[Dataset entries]
----
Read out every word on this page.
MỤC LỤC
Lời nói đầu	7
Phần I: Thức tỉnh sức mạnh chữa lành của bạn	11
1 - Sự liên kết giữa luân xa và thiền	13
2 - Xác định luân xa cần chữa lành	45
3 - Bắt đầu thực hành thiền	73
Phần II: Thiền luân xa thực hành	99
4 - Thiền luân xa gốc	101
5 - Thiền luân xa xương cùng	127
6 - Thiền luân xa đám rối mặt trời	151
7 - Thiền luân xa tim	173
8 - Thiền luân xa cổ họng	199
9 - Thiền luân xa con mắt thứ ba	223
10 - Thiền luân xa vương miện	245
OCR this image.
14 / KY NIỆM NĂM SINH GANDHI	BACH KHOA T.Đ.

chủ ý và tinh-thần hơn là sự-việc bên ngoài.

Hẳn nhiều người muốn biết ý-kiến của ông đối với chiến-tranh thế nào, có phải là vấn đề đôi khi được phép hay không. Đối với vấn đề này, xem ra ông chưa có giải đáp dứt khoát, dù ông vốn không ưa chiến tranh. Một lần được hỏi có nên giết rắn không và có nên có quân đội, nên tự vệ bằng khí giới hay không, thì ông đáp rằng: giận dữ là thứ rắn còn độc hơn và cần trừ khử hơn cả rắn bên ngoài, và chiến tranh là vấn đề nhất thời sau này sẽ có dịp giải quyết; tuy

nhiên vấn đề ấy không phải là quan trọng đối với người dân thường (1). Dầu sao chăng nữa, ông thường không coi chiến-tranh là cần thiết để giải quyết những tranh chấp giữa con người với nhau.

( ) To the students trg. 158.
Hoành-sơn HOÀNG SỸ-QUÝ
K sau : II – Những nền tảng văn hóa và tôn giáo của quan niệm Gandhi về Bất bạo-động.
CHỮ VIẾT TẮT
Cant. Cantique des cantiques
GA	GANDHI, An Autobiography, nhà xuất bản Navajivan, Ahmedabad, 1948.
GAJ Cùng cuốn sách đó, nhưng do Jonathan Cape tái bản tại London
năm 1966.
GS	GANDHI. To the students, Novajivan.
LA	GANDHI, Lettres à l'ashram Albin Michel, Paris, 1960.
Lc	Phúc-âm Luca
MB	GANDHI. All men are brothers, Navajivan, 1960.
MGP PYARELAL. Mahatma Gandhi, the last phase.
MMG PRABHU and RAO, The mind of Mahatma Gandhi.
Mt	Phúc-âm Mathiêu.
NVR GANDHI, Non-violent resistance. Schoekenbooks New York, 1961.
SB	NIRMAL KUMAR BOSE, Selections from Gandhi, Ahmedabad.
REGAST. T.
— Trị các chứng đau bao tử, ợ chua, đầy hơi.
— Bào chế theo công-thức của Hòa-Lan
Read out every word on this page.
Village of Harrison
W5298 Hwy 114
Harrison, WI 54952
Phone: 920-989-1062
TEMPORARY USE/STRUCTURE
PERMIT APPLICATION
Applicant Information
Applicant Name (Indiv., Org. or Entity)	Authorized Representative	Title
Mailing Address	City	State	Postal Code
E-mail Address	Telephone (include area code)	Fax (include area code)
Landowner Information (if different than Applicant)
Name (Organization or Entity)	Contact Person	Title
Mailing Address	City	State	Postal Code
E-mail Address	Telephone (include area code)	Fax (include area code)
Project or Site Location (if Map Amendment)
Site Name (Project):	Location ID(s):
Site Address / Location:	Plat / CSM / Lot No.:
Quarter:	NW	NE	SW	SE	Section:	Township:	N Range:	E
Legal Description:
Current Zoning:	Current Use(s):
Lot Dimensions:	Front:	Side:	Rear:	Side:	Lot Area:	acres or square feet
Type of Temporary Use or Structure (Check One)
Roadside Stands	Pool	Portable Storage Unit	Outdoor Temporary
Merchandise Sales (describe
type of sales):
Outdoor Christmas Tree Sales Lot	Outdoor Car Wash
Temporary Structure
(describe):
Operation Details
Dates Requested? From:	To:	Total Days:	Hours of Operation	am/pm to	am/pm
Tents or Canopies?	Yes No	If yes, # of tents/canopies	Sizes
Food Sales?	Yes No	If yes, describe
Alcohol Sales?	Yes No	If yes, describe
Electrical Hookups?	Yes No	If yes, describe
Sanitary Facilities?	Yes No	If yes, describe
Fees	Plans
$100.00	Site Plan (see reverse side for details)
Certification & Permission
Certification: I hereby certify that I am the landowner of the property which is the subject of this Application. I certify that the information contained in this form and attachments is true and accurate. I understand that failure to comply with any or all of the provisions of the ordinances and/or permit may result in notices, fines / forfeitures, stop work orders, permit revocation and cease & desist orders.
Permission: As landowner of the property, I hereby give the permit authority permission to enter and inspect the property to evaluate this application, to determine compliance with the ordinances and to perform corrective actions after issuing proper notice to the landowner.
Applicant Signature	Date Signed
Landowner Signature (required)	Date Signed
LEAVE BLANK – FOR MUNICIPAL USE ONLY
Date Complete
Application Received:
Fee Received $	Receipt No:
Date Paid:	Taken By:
----
_Challenge:_ Return all of the data word for word.

_The output:_
Read out every word on this page.
MỤC LỤC
Lời nói đầu	7
Phần I: Thức tỉnh sức mạnh chữa lành của bạn	11
1 - Sự liên kết giữa luân xa và thiền	13
2 - Xác định luân xa cần chữa lành	45
3 - Bắt đầu thực hành thiền	73
Phần II: Thiền luân xa thực hành	99
4 - Thiền luân xa gốc	101
5 - Thiền luân xa xương cùng	127
6 - Thiền luân xa đám rối mặt trời	151
7 - Thiền luân xa tim	173
8 - Thiền luân xa cổ họng	199
9 - Thiền luân xa con mắt thứ ba	223
10 - Thiền luân xa vương miện	245
OCR this image.
14 / KY NIỆM NĂM SINH GANDHI	BACH KHOA T.Đ.

chủ ý và tinh-thần hơn là sự-việc bên ngoài.

Hẳn nhiều người muốn biết ý-kiến của ông đối với chiến-tranh thế nào, có phải là vấn đề đôi khi được phép hay không. Đối với vấn đề này, xem ra ông chưa có giải đáp dứt khoát, dù ông vốn không ưa chiến tranh. Một lần được hỏi có nên giết rắn không và có nên có quân đội, nên tự vệ bằng khí giới hay không, thì ông đáp rằng: giận dữ là thứ rắn còn độc hơn và cần trừ khử hơn cả rắn bên ngoài, và chiến tranh là vấn đề nhất thời sau này sẽ có dịp giải quyết; tuy

nhiên vấn đề ấy không phải là quan trọng đối với người dân thường (1). Dầu sao chăng nữa, ông thường không coi chiến-tranh là cần thiết để giải quyết những tranh chấp giữa con người với nhau.

( ) To the students trg. 158.
Hoành-sơn HOÀNG SỸ-QUÝ
K sau : II – Những nền tảng văn hóa và tôn giáo của quan niệm Gandhi về Bất bạo-động.
CHỮ VIẾT TẮT
Cant. Cantique des cantiques
GA	GANDHI, An Autobiography, nhà xuất bản Navajivan, Ahmedabad, 1948.
GAJ Cùng cuốn sách đó, nhưng do Jonathan Cape tái bản tại London
năm 1966.
GS	GANDHI. To the students, Novajivan.
LA	GANDHI, Lettres à l'ashram Albin Michel, Paris, 1960.
Lc	Phúc-âm Luca
MB	GANDHI. All men are brothers, Navajivan, 1960.
MGP PYARELAL. Mahatma Gandhi, the last phase.
MMG PRABHU and RAO, The mind of Mahatma Gandhi.
Mt	Phúc-âm Mathiêu.
NVR GANDHI, Non-violent resistance. Schoekenbooks New York, 1961.
SB	NIRMAL KUMAR BOSE, Selections from Gandhi, Ahmedabad.
REGAST. T.
— Trị các chứng đau bao tử, ợ chua, đầy hơi.
— Bào chế theo công-thức của Hòa-Lan
Read out every word on this page.
Village of Harrison
W5298 Hwy 114
Harrison, WI 54952
Phone: 920-989-1062
TEMPORARY USE/STRUCTURE
PERMIT APPLICATION
Applicant Information
Applicant Name (Indiv., Org. or Entity)	Authorized Representative	Title
Mailing Address	City	State	Postal Code
E-mail Address	Telephone (include area code)	Fax (include area code)
Landowner Information (if different than Applicant)
Name (Organization or Entity)	Contact Person	Title
Mailing Address	City	State	Postal Code
E-mail Address	Telephone (include area code)	Fax (include area code)
Project or Site Location (if Map Amendment)
Site Name (Project):	Location ID(s):
Site Address / Location:	Plat / CSM / Lot No.:
Quarter:	NW	NE	SW	SE	Section:	Township:	N Range:	E
Legal Description:
Current Zoning:	Current Use(s):
Lot Dimensions:	Front:	Side:	Rear:	Side:	Lot Area:	acres or square feet
Type of Temporary Use or Structure (Check One)
Roadside Stands	Pool	Portable Storage Unit	Outdoor Temporary
Merchandise Sales (describe
type of sales):
Outdoor Christmas Tree Sales Lot	Outdoor Car Wash
Temporary Structure
(describe):
Operation Details
Dates Requested? From:	To:	Total Days:	Hours of Operation	am/pm to	am/pm
Tents or Canopies?	Yes No	If yes, # of tents/canopies	Sizes
Food Sales?	Yes No	If yes, describe
Alcohol Sales?	Yes No	If yes, describe
Electrical Hookups?	Yes No	If yes, describe
Sanitary Facilities?	Yes No	If yes, describe
Fees	Plans
$100.00	Site Plan (see reverse side for details)
Certification & Permission
Certification: I hereby certify that I am the landowner of the property which is the subject of this Application. I certify that the information contained in this form and attachments is true and accurate. I understand that failure to comply with any or all of the provisions of the ordinances and/or permit may result in notices, fines / forfeitures, stop work orders, permit revocation and cease & desist orders.
Permission: As landowner of the property, I hereby give the permit authority permission to enter and inspect the property to evaluate this application, to determine compliance with the ordinances and to perform corrective actions after issuing proper notice to the landowner.
Applicant Signature	Date Signed
Landowner Signature (required)	Date Signed
LEAVE BLANK – FOR MUNICIPAL USE ONLY
Date Complete
Application Received:
Fee Received $	Receipt No:
Date Paid:	Taken By:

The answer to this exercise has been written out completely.